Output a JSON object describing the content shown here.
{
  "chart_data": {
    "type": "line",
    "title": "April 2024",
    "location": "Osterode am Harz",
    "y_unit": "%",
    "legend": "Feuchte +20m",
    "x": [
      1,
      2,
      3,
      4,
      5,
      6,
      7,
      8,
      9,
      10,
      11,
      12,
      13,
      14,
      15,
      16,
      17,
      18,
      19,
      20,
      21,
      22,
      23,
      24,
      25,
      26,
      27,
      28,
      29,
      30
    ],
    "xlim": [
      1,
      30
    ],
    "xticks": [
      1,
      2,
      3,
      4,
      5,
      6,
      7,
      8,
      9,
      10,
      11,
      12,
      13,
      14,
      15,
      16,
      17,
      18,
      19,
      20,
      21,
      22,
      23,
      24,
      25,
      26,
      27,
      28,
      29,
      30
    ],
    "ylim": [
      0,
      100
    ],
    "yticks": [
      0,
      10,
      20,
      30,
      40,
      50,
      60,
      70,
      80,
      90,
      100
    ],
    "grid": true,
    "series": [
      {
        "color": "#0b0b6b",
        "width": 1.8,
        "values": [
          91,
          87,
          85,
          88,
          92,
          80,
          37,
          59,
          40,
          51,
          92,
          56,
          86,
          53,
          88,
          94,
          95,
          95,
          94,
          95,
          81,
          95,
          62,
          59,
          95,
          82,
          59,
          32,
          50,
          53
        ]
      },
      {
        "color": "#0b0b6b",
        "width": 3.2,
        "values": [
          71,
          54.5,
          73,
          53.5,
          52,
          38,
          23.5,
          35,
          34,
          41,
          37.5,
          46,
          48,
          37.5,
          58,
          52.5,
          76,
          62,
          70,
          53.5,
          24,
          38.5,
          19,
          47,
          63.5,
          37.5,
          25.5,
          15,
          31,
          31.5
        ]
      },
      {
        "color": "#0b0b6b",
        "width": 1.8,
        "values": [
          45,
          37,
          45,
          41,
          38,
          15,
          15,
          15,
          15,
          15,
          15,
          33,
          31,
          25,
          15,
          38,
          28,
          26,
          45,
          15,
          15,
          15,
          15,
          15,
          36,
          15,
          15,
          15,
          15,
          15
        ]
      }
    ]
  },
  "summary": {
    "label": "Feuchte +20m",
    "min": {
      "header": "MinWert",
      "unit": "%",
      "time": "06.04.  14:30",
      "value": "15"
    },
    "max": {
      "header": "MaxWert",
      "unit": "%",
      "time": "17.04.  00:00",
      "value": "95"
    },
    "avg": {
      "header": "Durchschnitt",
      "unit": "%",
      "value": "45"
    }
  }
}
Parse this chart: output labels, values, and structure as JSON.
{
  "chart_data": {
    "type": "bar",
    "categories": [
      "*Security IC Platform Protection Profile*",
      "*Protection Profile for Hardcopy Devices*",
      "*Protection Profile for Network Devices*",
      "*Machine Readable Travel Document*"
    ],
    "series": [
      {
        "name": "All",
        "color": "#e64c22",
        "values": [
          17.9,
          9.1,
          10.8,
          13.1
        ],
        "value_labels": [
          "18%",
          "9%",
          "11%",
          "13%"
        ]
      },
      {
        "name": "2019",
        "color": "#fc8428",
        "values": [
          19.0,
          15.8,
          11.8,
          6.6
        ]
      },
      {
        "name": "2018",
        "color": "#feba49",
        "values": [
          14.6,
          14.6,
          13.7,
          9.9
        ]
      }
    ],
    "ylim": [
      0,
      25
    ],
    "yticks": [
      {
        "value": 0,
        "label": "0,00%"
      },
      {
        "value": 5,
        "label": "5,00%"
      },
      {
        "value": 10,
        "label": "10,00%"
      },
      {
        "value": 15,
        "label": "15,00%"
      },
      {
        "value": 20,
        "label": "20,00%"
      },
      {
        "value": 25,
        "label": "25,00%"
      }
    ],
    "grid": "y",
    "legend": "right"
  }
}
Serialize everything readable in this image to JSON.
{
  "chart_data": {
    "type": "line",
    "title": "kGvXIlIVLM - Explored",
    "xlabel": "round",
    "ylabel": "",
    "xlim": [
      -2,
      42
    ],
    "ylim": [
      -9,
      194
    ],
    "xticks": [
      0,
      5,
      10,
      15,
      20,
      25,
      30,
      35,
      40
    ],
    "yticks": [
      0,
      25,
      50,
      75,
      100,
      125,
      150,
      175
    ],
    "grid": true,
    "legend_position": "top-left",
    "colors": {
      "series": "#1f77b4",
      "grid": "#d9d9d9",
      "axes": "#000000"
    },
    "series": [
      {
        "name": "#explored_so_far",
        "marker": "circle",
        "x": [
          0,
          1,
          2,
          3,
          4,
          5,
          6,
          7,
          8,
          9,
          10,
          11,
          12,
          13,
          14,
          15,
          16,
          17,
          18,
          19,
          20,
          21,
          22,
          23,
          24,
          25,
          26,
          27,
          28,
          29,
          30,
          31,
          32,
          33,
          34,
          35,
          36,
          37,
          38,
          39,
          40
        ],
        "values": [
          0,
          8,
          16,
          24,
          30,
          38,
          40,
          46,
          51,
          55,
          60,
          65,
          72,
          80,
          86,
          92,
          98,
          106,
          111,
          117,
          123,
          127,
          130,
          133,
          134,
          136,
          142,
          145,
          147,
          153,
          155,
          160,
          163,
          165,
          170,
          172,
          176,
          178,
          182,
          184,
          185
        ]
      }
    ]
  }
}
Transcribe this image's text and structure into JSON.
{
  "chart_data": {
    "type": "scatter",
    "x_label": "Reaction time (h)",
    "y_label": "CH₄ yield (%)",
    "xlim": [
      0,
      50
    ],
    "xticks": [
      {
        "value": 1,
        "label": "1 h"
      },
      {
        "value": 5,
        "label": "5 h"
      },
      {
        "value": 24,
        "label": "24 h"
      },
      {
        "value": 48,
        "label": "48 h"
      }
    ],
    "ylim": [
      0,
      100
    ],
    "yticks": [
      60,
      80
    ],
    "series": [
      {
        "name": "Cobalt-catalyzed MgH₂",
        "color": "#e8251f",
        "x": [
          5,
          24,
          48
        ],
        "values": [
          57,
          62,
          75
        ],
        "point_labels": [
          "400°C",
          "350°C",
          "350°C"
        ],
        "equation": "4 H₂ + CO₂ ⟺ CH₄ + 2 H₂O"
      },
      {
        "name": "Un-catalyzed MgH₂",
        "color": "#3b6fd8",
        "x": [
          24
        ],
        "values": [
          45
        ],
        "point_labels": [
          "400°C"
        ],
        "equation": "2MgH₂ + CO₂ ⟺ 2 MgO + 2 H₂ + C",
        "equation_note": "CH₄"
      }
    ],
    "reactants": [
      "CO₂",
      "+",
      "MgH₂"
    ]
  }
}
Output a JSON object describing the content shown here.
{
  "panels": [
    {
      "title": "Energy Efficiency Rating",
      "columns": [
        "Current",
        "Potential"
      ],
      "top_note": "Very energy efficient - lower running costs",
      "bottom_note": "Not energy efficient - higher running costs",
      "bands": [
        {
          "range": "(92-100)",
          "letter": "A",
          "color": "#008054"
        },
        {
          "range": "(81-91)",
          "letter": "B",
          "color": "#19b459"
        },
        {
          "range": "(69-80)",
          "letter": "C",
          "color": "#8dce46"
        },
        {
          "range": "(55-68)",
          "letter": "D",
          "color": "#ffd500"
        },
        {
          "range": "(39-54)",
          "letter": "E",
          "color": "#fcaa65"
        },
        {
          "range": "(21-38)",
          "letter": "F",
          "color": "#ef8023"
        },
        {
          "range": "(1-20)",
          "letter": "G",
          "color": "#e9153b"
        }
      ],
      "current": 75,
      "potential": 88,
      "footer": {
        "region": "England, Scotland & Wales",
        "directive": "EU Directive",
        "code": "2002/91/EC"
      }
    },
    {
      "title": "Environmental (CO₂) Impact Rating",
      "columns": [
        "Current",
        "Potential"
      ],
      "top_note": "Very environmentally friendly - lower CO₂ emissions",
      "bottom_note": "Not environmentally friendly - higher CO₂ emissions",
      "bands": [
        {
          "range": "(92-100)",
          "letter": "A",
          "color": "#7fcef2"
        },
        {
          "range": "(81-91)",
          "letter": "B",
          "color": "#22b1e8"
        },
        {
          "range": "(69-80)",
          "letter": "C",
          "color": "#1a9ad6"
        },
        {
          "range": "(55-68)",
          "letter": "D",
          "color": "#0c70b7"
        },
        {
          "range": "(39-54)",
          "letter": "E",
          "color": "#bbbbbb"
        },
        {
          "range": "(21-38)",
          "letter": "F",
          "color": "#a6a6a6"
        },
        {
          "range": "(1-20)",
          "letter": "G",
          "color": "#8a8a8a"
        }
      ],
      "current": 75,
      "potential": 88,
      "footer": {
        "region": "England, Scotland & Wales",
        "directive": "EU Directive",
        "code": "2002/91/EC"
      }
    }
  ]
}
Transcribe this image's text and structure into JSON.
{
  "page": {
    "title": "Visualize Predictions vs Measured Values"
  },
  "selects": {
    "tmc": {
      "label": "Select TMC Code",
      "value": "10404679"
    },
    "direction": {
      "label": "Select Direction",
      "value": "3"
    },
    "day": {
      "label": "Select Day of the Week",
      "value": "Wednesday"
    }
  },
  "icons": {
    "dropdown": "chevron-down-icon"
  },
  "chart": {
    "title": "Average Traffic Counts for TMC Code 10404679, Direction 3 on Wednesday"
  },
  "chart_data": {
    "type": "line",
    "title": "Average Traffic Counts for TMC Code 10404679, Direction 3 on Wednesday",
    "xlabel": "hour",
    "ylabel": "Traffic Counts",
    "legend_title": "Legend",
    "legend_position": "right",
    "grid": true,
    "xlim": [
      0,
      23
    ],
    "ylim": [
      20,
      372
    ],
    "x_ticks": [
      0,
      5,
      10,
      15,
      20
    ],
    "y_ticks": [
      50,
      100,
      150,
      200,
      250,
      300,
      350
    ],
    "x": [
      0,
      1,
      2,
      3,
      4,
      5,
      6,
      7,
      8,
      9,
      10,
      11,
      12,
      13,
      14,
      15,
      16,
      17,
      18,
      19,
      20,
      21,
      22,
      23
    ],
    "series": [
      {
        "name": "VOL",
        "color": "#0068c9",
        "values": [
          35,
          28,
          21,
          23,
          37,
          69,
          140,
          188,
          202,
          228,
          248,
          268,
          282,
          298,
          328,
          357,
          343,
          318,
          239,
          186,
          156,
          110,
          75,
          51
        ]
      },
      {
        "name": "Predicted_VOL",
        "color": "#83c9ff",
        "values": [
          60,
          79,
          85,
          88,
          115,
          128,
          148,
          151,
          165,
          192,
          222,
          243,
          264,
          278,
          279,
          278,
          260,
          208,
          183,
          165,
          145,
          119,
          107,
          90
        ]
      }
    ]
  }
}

• [Aim] For the entries above, count the lines that contain the string "Profile", and state that number without further comment.

• [Finished answer] 3